Collected data entries
==================================================
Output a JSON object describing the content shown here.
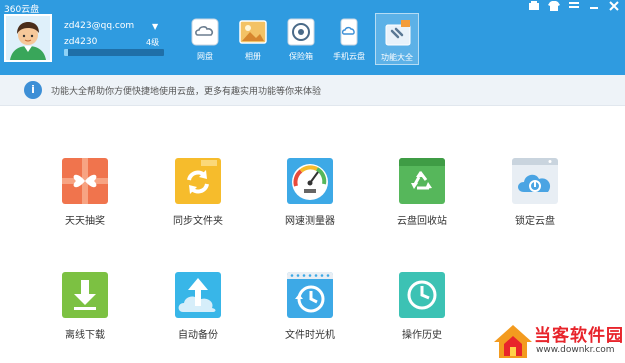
{
  "app": {
    "title": "360云盘"
  },
  "window_controls": {
    "skin_icon": "skin-icon",
    "shirt_icon": "shirt-icon",
    "menu_icon": "menu-icon",
    "minimize_icon": "minimize-icon",
    "close_icon": "close-icon"
  },
  "account": {
    "email": "zd423@qq.com",
    "user_id": "zd4230",
    "level": "4级",
    "storage_used_fraction": 0.04,
    "colors": {
      "bar_bg": "#1f6fa8",
      "bar_fill": "#8fd2f6"
    }
  },
  "nav": {
    "items": [
      {
        "label": "网盘",
        "icon": "cloud-disk-icon"
      },
      {
        "label": "相册",
        "icon": "photo-album-icon"
      },
      {
        "label": "保险箱",
        "icon": "safe-box-icon"
      },
      {
        "label": "手机云盘",
        "icon": "mobile-cloud-icon"
      },
      {
        "label": "功能大全",
        "icon": "feature-toolbox-icon",
        "active": true
      }
    ]
  },
  "info_bar": {
    "text": "功能大全帮助你方便快捷地使用云盘，更多有趣实用功能等你来体验"
  },
  "features": {
    "row1": [
      {
        "label": "天天抽奖",
        "icon": "daily-lottery-icon",
        "color": "#f0744d"
      },
      {
        "label": "同步文件夹",
        "icon": "sync-folder-icon",
        "color": "#f6bc2c"
      },
      {
        "label": "网速测量器",
        "icon": "speed-meter-icon",
        "color": "#3da9e6"
      },
      {
        "label": "云盘回收站",
        "icon": "recycle-bin-icon",
        "color": "#56b75b"
      },
      {
        "label": "锁定云盘",
        "icon": "lock-cloud-icon",
        "color": "#4aa4e3"
      }
    ],
    "row2": [
      {
        "label": "离线下载",
        "icon": "offline-download-icon",
        "color": "#7cc142"
      },
      {
        "label": "自动备份",
        "icon": "auto-backup-icon",
        "color": "#38b6e8"
      },
      {
        "label": "文件时光机",
        "icon": "file-time-machine-icon",
        "color": "#3da9e6"
      },
      {
        "label": "操作历史",
        "icon": "operation-history-icon",
        "color": "#3cc2b4"
      }
    ]
  },
  "watermark": {
    "text": "当客软件园",
    "url": "www.downkr.com"
  },
  "colors": {
    "header": "#2f9be0",
    "info_bar": "#eef3f8"
  }
}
==================================================
*GOAL*: Look through the entries above and list every line containing "cloud".

*COMPLETE RESPONSE*:
        "icon": "cloud-disk-icon"
        "icon": "mobile-cloud-icon"
        "icon": "lock-cloud-icon",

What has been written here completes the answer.